(Image-based layout entries)
'''
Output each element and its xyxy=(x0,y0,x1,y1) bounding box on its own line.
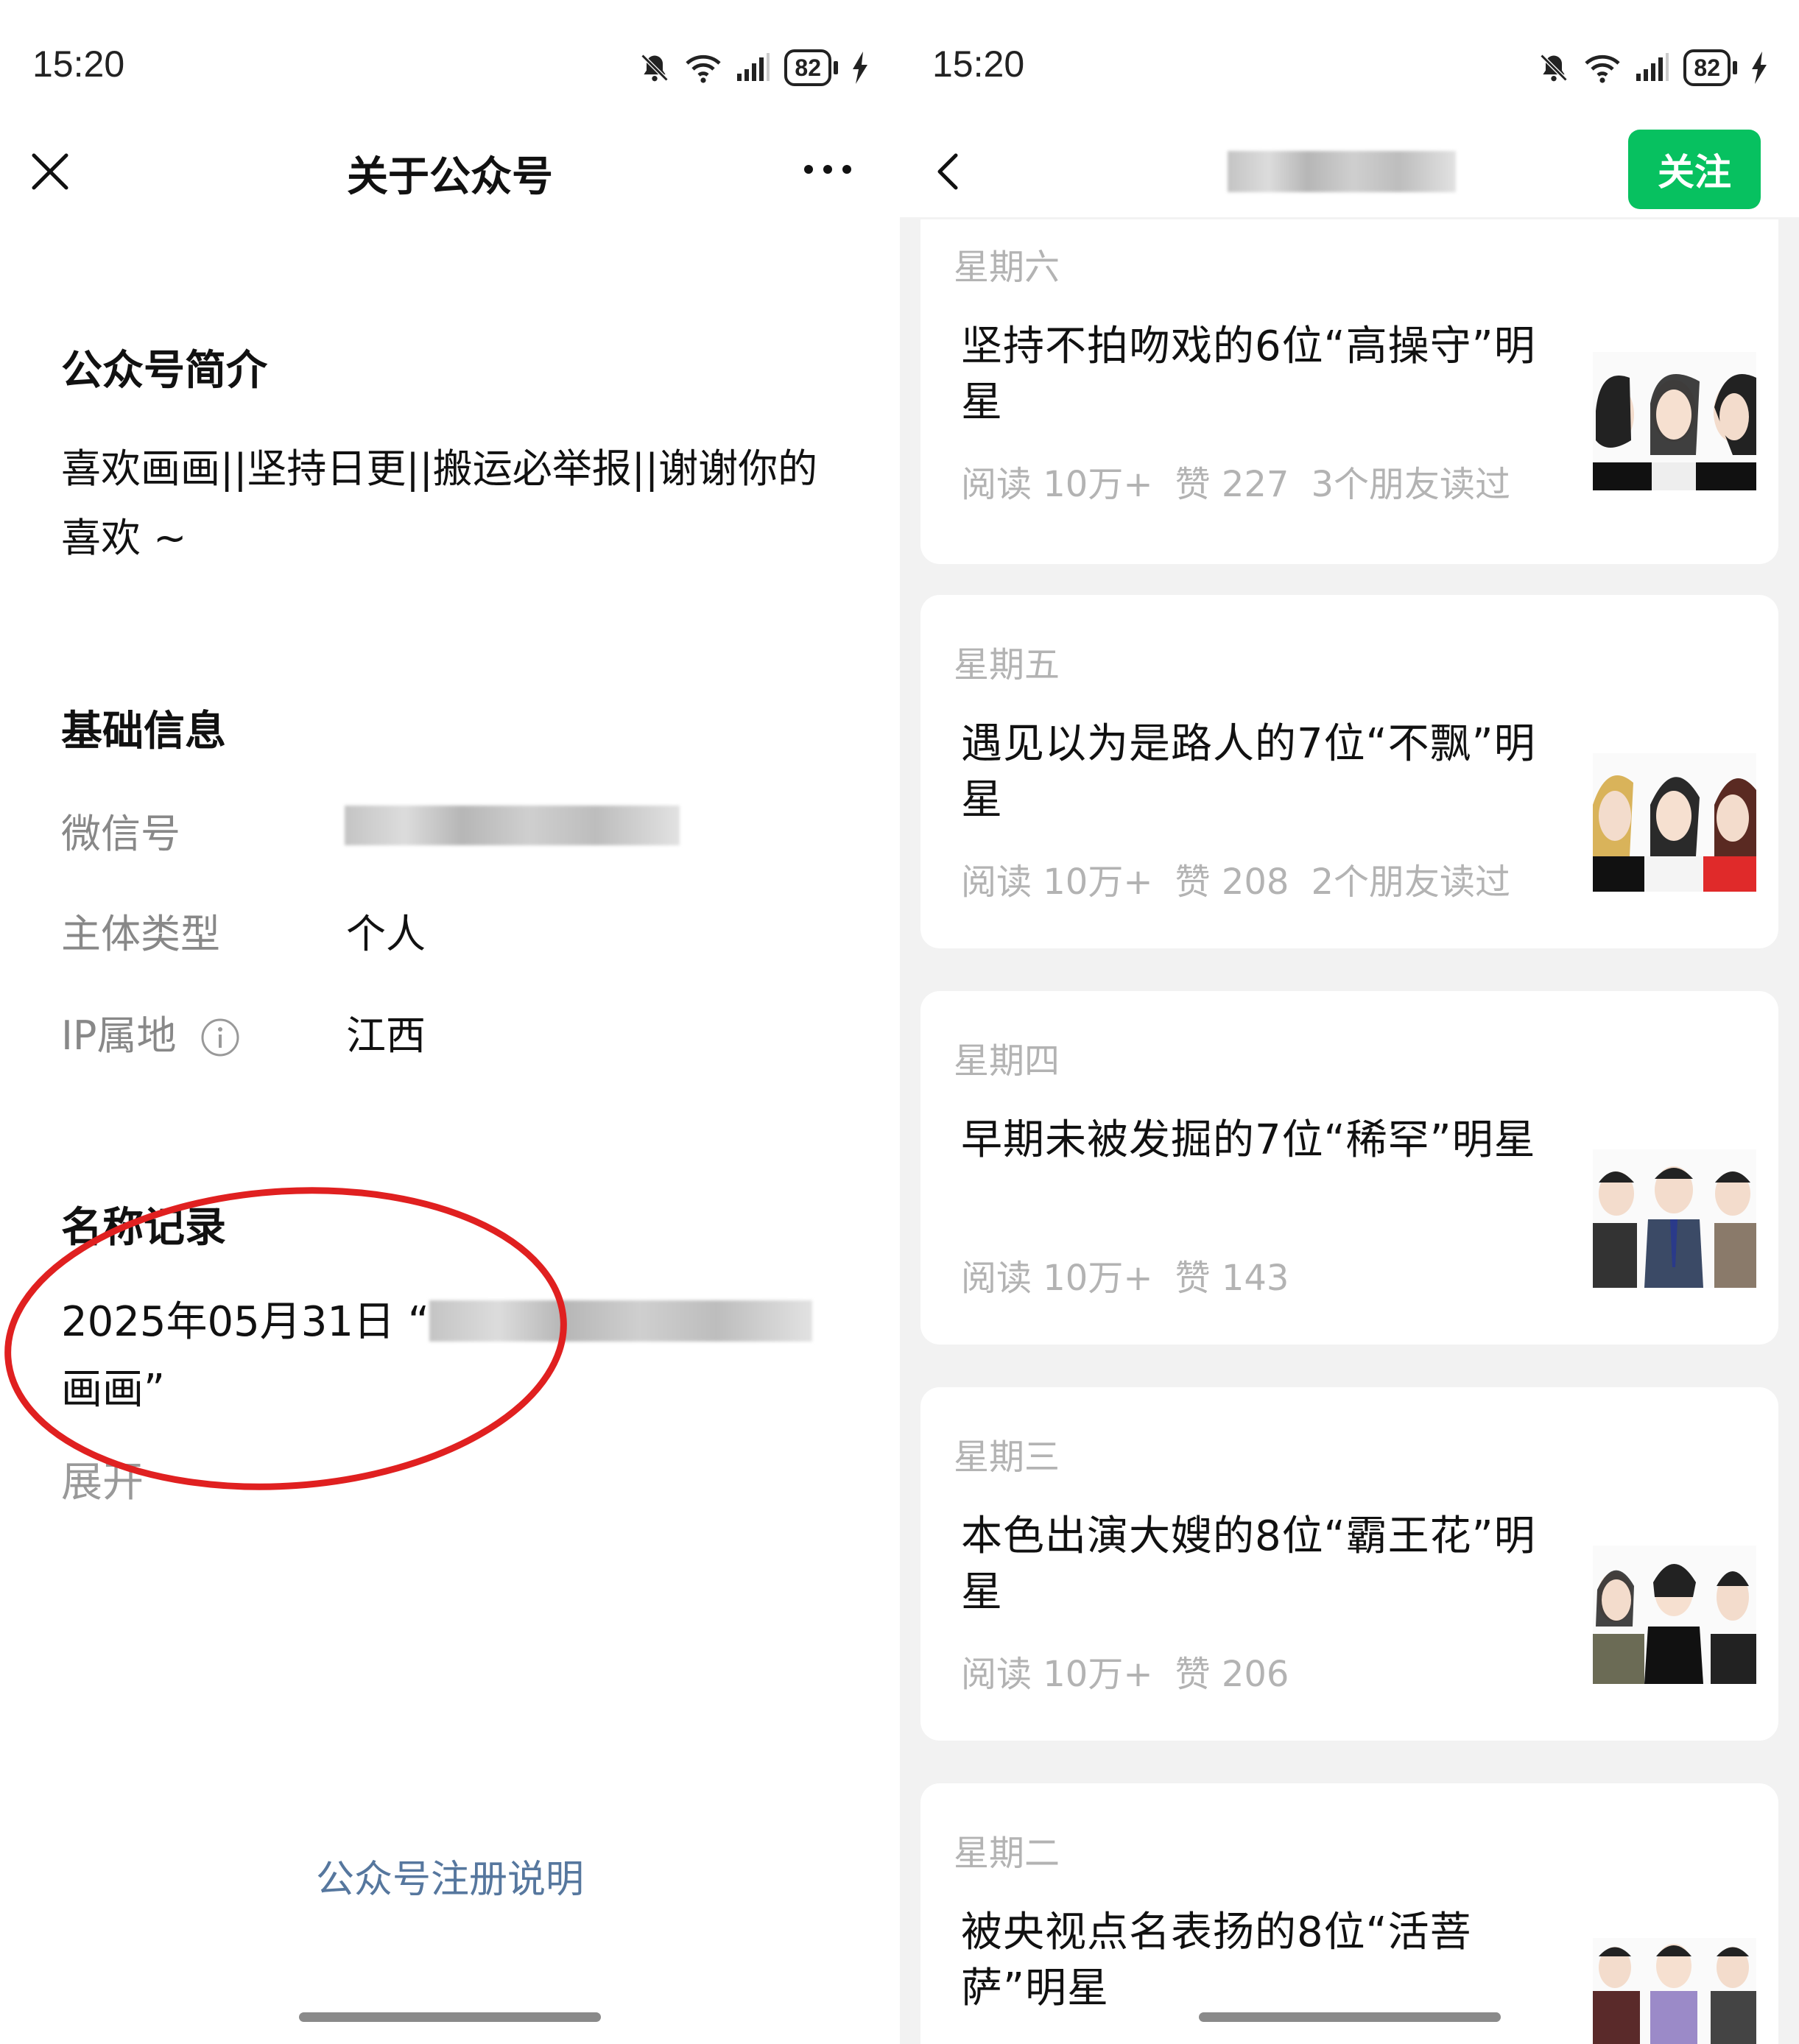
status-time: 15:20 xyxy=(32,43,125,85)
wifi-icon xyxy=(686,54,722,83)
article-thumbnail xyxy=(1593,753,1756,892)
ip-location-value: 江西 xyxy=(346,1012,426,1059)
home-indicator xyxy=(299,2012,601,2022)
article-title: 本色出演大嫂的8位“霸王花”明星 xyxy=(961,1512,1536,1616)
status-bar: 15:20 82 xyxy=(0,38,900,97)
article-meta: 阅读 10万+ 赞 227 3个朋友读过 xyxy=(961,455,1532,507)
status-bar: 15:20 82 xyxy=(900,38,1799,97)
article-card[interactable]: 星期六 坚持不拍吻戏的6位“高操守”明星 阅读 10万+ 赞 227 3个朋友读过 xyxy=(920,219,1778,564)
article-friends: 3个朋友读过 xyxy=(1311,464,1510,505)
article-reads: 阅读 10万+ xyxy=(961,464,1153,505)
bell-off-icon xyxy=(641,54,669,82)
registration-info-link[interactable]: 公众号注册说明 xyxy=(0,1848,900,1903)
battery-icon: 82 xyxy=(784,49,838,86)
home-indicator xyxy=(1199,2012,1501,2022)
basic-info-title: 基础信息 xyxy=(61,708,226,755)
account-name-redacted xyxy=(1228,151,1456,192)
account-articles-panel: 15:20 82 关注 星期六 坚持不拍吻戏的6位“高操守”明星 阅读 10万+… xyxy=(900,0,1799,2044)
annotation-red-circle xyxy=(4,1187,567,1490)
article-day: 星期五 xyxy=(954,644,1060,686)
article-meta: 阅读 10万+ 赞 208 2个朋友读过 xyxy=(961,853,1532,904)
article-day: 星期六 xyxy=(954,247,1060,288)
article-title: 坚持不拍吻戏的6位“高操守”明星 xyxy=(961,323,1536,426)
article-reads: 阅读 10万+ xyxy=(961,1654,1153,1695)
article-title: 早期未被发掘的7位“稀罕”明星 xyxy=(961,1116,1536,1164)
top-nav: 关于公众号 xyxy=(0,136,900,202)
wifi-icon xyxy=(1585,54,1621,83)
article-day: 星期二 xyxy=(954,1833,1060,1874)
article-title: 被央视点名表扬的8位“活菩萨”明星 xyxy=(961,1909,1472,2012)
article-card[interactable]: 星期二 被央视点名表扬的8位“活菩萨”明星 xyxy=(920,1783,1778,2044)
article-likes: 赞 206 xyxy=(1175,1654,1289,1695)
article-card[interactable]: 星期四 早期未被发掘的7位“稀罕”明星 阅读 10万+ 赞 143 xyxy=(920,991,1778,1345)
intro-section-title: 公众号简介 xyxy=(61,347,267,395)
article-thumbnail xyxy=(1593,1149,1756,1288)
article-likes: 赞 227 xyxy=(1175,464,1289,505)
article-card[interactable]: 星期三 本色出演大嫂的8位“霸王花”明星 阅读 10万+ 赞 206 xyxy=(920,1387,1778,1741)
ip-location-label: IP属地 xyxy=(61,1003,241,1061)
article-day: 星期四 xyxy=(954,1040,1060,1082)
article-list: 星期六 坚持不拍吻戏的6位“高操守”明星 阅读 10万+ 赞 227 3个朋友读过 … xyxy=(920,219,1778,2044)
follow-button[interactable]: 关注 xyxy=(1628,130,1761,209)
article-meta: 阅读 10万+ 赞 206 xyxy=(961,1645,1311,1696)
info-icon[interactable] xyxy=(200,1017,241,1058)
article-thumbnail xyxy=(1593,1546,1756,1684)
more-icon[interactable] xyxy=(798,151,857,188)
article-thumbnail xyxy=(1593,1938,1756,2044)
article-day: 星期三 xyxy=(954,1437,1060,1478)
article-reads: 阅读 10万+ xyxy=(961,861,1153,903)
bell-off-icon xyxy=(1540,54,1568,82)
charging-icon xyxy=(1752,52,1767,84)
article-title: 遇见以为是路人的7位“不飘”明星 xyxy=(961,720,1536,824)
intro-text: 喜欢画画||坚持日更||搬运必举报||谢谢你的喜欢 ~ xyxy=(61,445,818,561)
signal-icon xyxy=(737,53,770,81)
ip-location-label-text: IP属地 xyxy=(61,1012,177,1059)
signal-icon xyxy=(1636,53,1669,81)
article-friends: 2个朋友读过 xyxy=(1311,861,1510,903)
article-thumbnail xyxy=(1593,352,1756,490)
battery-level: 82 xyxy=(1683,49,1731,86)
status-time: 15:20 xyxy=(932,43,1025,85)
about-account-panel: 15:20 82 关于公众号 公众号简介 喜欢画画||坚持日更||搬运必举报||… xyxy=(0,0,900,2044)
article-meta: 阅读 10万+ 赞 143 xyxy=(961,1249,1311,1300)
top-nav: 关注 xyxy=(900,130,1799,209)
battery-level: 82 xyxy=(784,49,831,86)
back-icon[interactable] xyxy=(928,149,972,194)
entity-type-value: 个人 xyxy=(346,911,426,957)
article-likes: 赞 208 xyxy=(1175,861,1289,903)
page-title: 关于公众号 xyxy=(347,153,553,201)
battery-icon: 82 xyxy=(1683,49,1737,86)
article-card[interactable]: 星期五 遇见以为是路人的7位“不飘”明星 阅读 10万+ 赞 208 2个朋友读过 xyxy=(920,595,1778,948)
charging-icon xyxy=(853,52,867,84)
article-likes: 赞 143 xyxy=(1175,1258,1289,1299)
status-icons: 82 xyxy=(638,46,869,90)
entity-type-label: 主体类型 xyxy=(61,911,220,957)
status-icons: 82 xyxy=(1538,46,1768,90)
wechat-id-label: 微信号 xyxy=(61,811,180,857)
wechat-id-redacted xyxy=(345,806,680,845)
article-reads: 阅读 10万+ xyxy=(961,1258,1153,1299)
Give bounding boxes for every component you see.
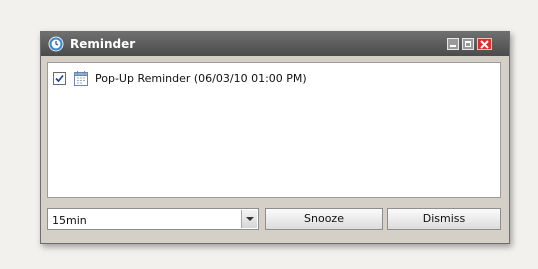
- action-bar: 15min Snooze Dismiss: [47, 208, 501, 232]
- maximize-icon[interactable]: [462, 38, 474, 50]
- reminder-text: Pop-Up Reminder (06/03/10 01:00 PM): [95, 71, 307, 85]
- reminder-app-icon: [48, 36, 64, 52]
- title-bar[interactable]: Reminder: [41, 32, 509, 56]
- dismiss-button[interactable]: Dismiss: [387, 208, 501, 230]
- calendar-icon: [74, 70, 88, 86]
- chevron-down-icon[interactable]: [241, 210, 257, 228]
- reminder-list: Pop-Up Reminder (06/03/10 01:00 PM): [47, 62, 501, 198]
- window-title: Reminder: [70, 37, 136, 51]
- reminder-checkbox[interactable]: [53, 71, 66, 85]
- minimize-icon[interactable]: [447, 38, 459, 50]
- close-icon[interactable]: [477, 38, 492, 50]
- snooze-interval-value: 15min: [52, 214, 87, 227]
- list-item[interactable]: Pop-Up Reminder (06/03/10 01:00 PM): [53, 69, 307, 87]
- snooze-interval-select[interactable]: 15min: [47, 208, 259, 230]
- snooze-button[interactable]: Snooze: [265, 208, 383, 230]
- reminder-window: Reminder Pop-Up Reminder (06/03/10 01:00…: [40, 31, 510, 244]
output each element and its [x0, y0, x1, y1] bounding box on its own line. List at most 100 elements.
'''
Retype every line of the records above word for word, omitting the pictures.

> _Correct output_
Output each element and its xyxy=(x0,y0,x1,y1) bounding box on its own line.
status-time: 15:20 xyxy=(32,43,125,85)
wifi-icon xyxy=(686,54,722,83)
article-thumbnail xyxy=(1593,753,1756,892)
ip-location-value: 江西 xyxy=(346,1012,426,1059)
home-indicator xyxy=(299,2012,601,2022)
article-title: 本色出演大嫂的8位“霸王花”明星 xyxy=(961,1512,1536,1616)
status-bar: 15:20 82 xyxy=(0,38,900,97)
article-meta: 阅读 10万+ 赞 227 3个朋友读过 xyxy=(961,455,1532,507)
status-bar: 15:20 82 xyxy=(900,38,1799,97)
article-card[interactable]: 星期六 坚持不拍吻戏的6位“高操守”明星 阅读 10万+ 赞 227 3个朋友读过 xyxy=(920,219,1778,564)
article-friends: 3个朋友读过 xyxy=(1311,464,1510,505)
article-reads: 阅读 10万+ xyxy=(961,464,1153,505)
bell-off-icon xyxy=(641,54,669,82)
registration-info-link[interactable]: 公众号注册说明 xyxy=(0,1848,900,1903)
battery-icon: 82 xyxy=(784,49,838,86)
home-indicator xyxy=(1199,2012,1501,2022)
basic-info-title: 基础信息 xyxy=(61,708,226,755)
account-name-redacted xyxy=(1228,151,1456,192)
account-articles-panel: 15:20 82 关注 星期六 坚持不拍吻戏的6位“高操守”明星 阅读 10万+… xyxy=(900,0,1799,2044)
annotation-red-circle xyxy=(4,1187,567,1490)
article-day: 星期五 xyxy=(954,644,1060,686)
article-meta: 阅读 10万+ 赞 208 2个朋友读过 xyxy=(961,853,1532,904)
article-day: 星期六 xyxy=(954,247,1060,288)
article-title: 坚持不拍吻戏的6位“高操守”明星 xyxy=(961,323,1536,426)
article-reads: 阅读 10万+ xyxy=(961,1654,1153,1695)
article-title: 早期未被发掘的7位“稀罕”明星 xyxy=(961,1116,1536,1164)
top-nav: 关于公众号 xyxy=(0,136,900,202)
wifi-icon xyxy=(1585,54,1621,83)
article-day: 星期二 xyxy=(954,1833,1060,1874)
article-title: 被央视点名表扬的8位“活菩萨”明星 xyxy=(961,1909,1472,2012)
article-card[interactable]: 星期二 被央视点名表扬的8位“活菩萨”明星 xyxy=(920,1783,1778,2044)
article-likes: 赞 206 xyxy=(1175,1654,1289,1695)
article-card[interactable]: 星期四 早期未被发掘的7位“稀罕”明星 阅读 10万+ 赞 143 xyxy=(920,991,1778,1345)
intro-section-title: 公众号简介 xyxy=(61,347,267,395)
article-thumbnail xyxy=(1593,1149,1756,1288)
article-likes: 赞 227 xyxy=(1175,464,1289,505)
article-card[interactable]: 星期三 本色出演大嫂的8位“霸王花”明星 阅读 10万+ 赞 206 xyxy=(920,1387,1778,1741)
ip-location-label: IP属地 xyxy=(61,1003,241,1061)
article-day: 星期四 xyxy=(954,1040,1060,1082)
article-list: 星期六 坚持不拍吻戏的6位“高操守”明星 阅读 10万+ 赞 227 3个朋友读过 … xyxy=(920,219,1778,2044)
follow-button[interactable]: 关注 xyxy=(1628,130,1761,209)
article-meta: 阅读 10万+ 赞 206 xyxy=(961,1645,1311,1696)
info-icon[interactable] xyxy=(200,1017,241,1058)
article-thumbnail xyxy=(1593,1546,1756,1684)
more-icon[interactable] xyxy=(798,151,857,188)
article-thumbnail xyxy=(1593,1938,1756,2044)
article-day: 星期三 xyxy=(954,1437,1060,1478)
article-reads: 阅读 10万+ xyxy=(961,861,1153,903)
bell-off-icon xyxy=(1540,54,1568,82)
charging-icon xyxy=(1752,52,1767,84)
article-title: 遇见以为是路人的7位“不飘”明星 xyxy=(961,720,1536,824)
intro-text: 喜欢画画||坚持日更||搬运必举报||谢谢你的喜欢 ~ xyxy=(61,445,818,561)
signal-icon xyxy=(737,53,770,81)
ip-location-label-text: IP属地 xyxy=(61,1012,177,1059)
signal-icon xyxy=(1636,53,1669,81)
article-friends: 2个朋友读过 xyxy=(1311,861,1510,903)
article-thumbnail xyxy=(1593,352,1756,490)
battery-level: 82 xyxy=(1683,49,1731,86)
status-time: 15:20 xyxy=(932,43,1025,85)
about-account-panel: 15:20 82 关于公众号 公众号简介 喜欢画画||坚持日更||搬运必举报||… xyxy=(0,0,900,2044)
article-meta: 阅读 10万+ 赞 143 xyxy=(961,1249,1311,1300)
top-nav: 关注 xyxy=(900,130,1799,209)
battery-level: 82 xyxy=(784,49,831,86)
back-icon[interactable] xyxy=(928,149,972,194)
entity-type-value: 个人 xyxy=(346,911,426,957)
article-likes: 赞 208 xyxy=(1175,861,1289,903)
page-title: 关于公众号 xyxy=(347,153,553,201)
battery-icon: 82 xyxy=(1683,49,1737,86)
article-card[interactable]: 星期五 遇见以为是路人的7位“不飘”明星 阅读 10万+ 赞 208 2个朋友读过 xyxy=(920,595,1778,948)
charging-icon xyxy=(853,52,867,84)
article-likes: 赞 143 xyxy=(1175,1258,1289,1299)
status-icons: 82 xyxy=(638,46,869,90)
entity-type-label: 主体类型 xyxy=(61,911,220,957)
status-icons: 82 xyxy=(1538,46,1768,90)
wechat-id-label: 微信号 xyxy=(61,811,180,857)
wechat-id-redacted xyxy=(345,806,680,845)
article-reads: 阅读 10万+ xyxy=(961,1258,1153,1299)
Give bounding boxes for every component you see.
- action-bar: 15min Snooze Dismiss: [47, 208, 501, 232]
- maximize-icon[interactable]: [462, 38, 474, 50]
- reminder-text: Pop-Up Reminder (06/03/10 01:00 PM): [95, 71, 307, 85]
- reminder-app-icon: [48, 36, 64, 52]
- title-bar[interactable]: Reminder: [41, 32, 509, 56]
- dismiss-button[interactable]: Dismiss: [387, 208, 501, 230]
- calendar-icon: [74, 70, 88, 86]
- chevron-down-icon[interactable]: [241, 210, 257, 228]
- reminder-list: Pop-Up Reminder (06/03/10 01:00 PM): [47, 62, 501, 198]
- window-title: Reminder: [70, 37, 136, 51]
- reminder-checkbox[interactable]: [53, 71, 66, 85]
- minimize-icon[interactable]: [447, 38, 459, 50]
- close-icon[interactable]: [477, 38, 492, 50]
- snooze-interval-value: 15min: [52, 214, 87, 227]
- list-item[interactable]: Pop-Up Reminder (06/03/10 01:00 PM): [53, 69, 307, 87]
- snooze-interval-select[interactable]: 15min: [47, 208, 259, 230]
- snooze-button[interactable]: Snooze: [265, 208, 383, 230]
- reminder-window: Reminder Pop-Up Reminder (06/03/10 01:00…: [40, 31, 510, 244]
output each element and its [x0, y0, x1, y1] bounding box on its own line. List at most 100 elements.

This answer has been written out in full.